Stored records:
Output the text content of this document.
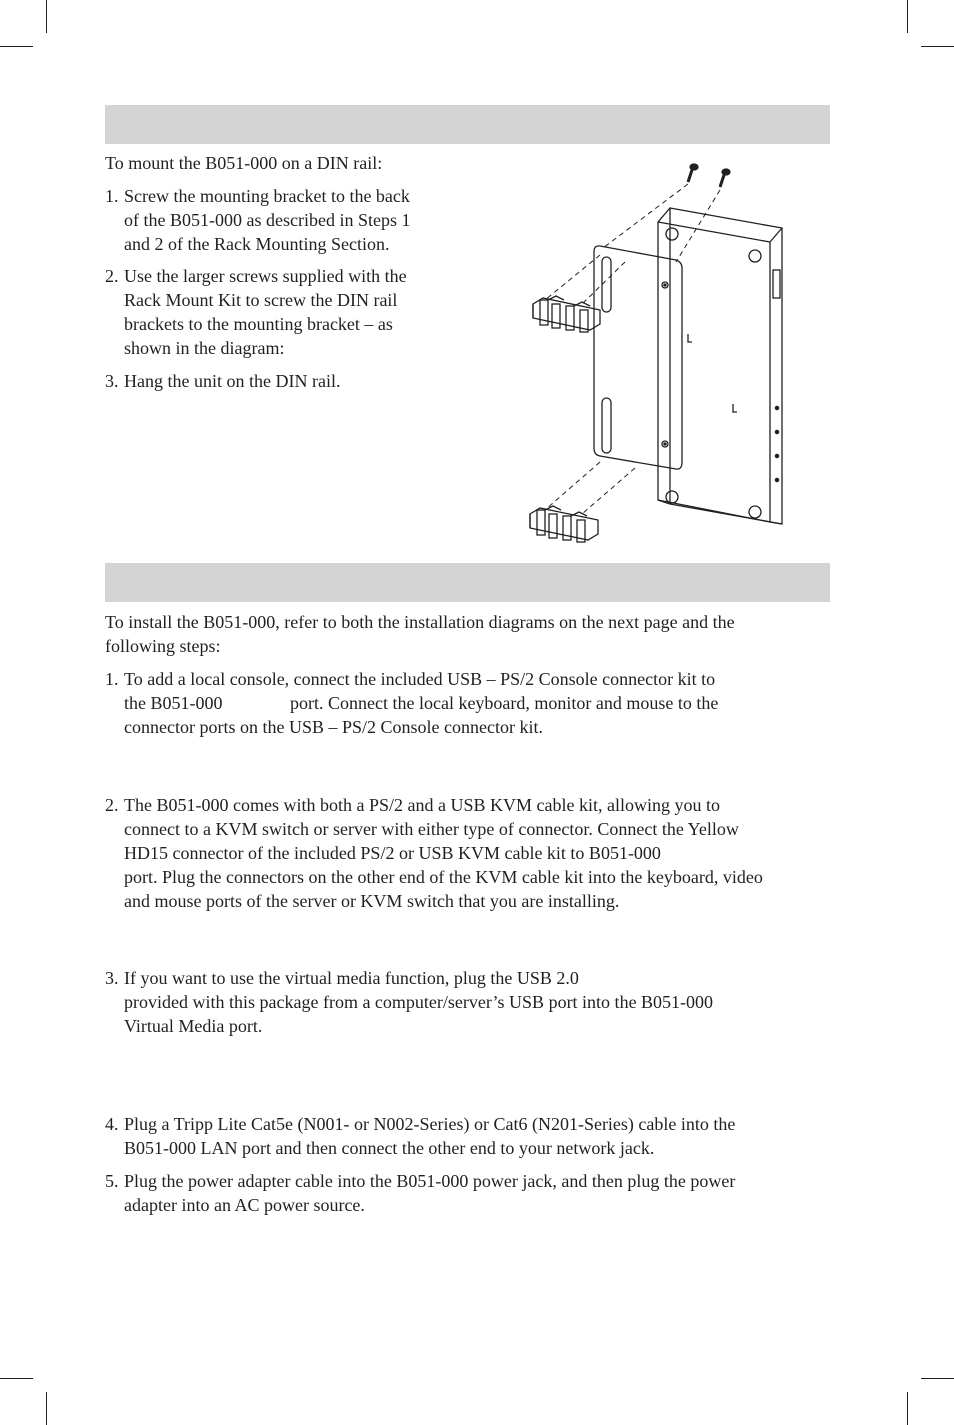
To mount the B051-000 on a DIN rail:

1. Screw the mounting bracket to the back
of the B051-000 as described in Steps 1
and 2 of the Rack Mounting Section.
2. Use the larger screws supplied with the
Rack Mount Kit to screw the DIN rail
brackets to the mounting bracket – as
shown in the diagram:
3. Hang the unit on the DIN rail.
To install the B051-000, refer to both the installation diagrams on the next page and the
following steps:
1. To add a local console, connect the included USB – PS/2 Console connector kit to
the B051-000               port. Connect the local keyboard, monitor and mouse to the
connector ports on the USB – PS/2 Console connector kit.
2. The B051-000 comes with both a PS/2 and a USB KVM cable kit, allowing you to
connect to a KVM switch or server with either type of connector. Connect the Yellow
HD15 connector of the included PS/2 or USB KVM cable kit to B051-000
port. Plug the connectors on the other end of the KVM cable kit into the keyboard, video
and mouse ports of the server or KVM switch that you are installing.
3. If you want to use the virtual media function, plug the USB 2.0
provided with this package from a computer/server’s USB port into the B051-000
Virtual Media port.
4. Plug a Tripp Lite Cat5e (N001- or N002-Series) or Cat6 (N201-Series) cable into the
B051-000 LAN port and then connect the other end to your network jack.
5. Plug the power adapter cable into the B051-000 power jack, and then plug the power
adapter into an AC power source.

• _CHALLENGE_
From the entries above, extract every line where the word "included" appears.

• _RESPONSE FOR THIS EXERCISE_
1. To add a local console, connect the included USB – PS/2 Console connector kit to
HD15 connector of the included PS/2 or USB KVM cable kit to B051-000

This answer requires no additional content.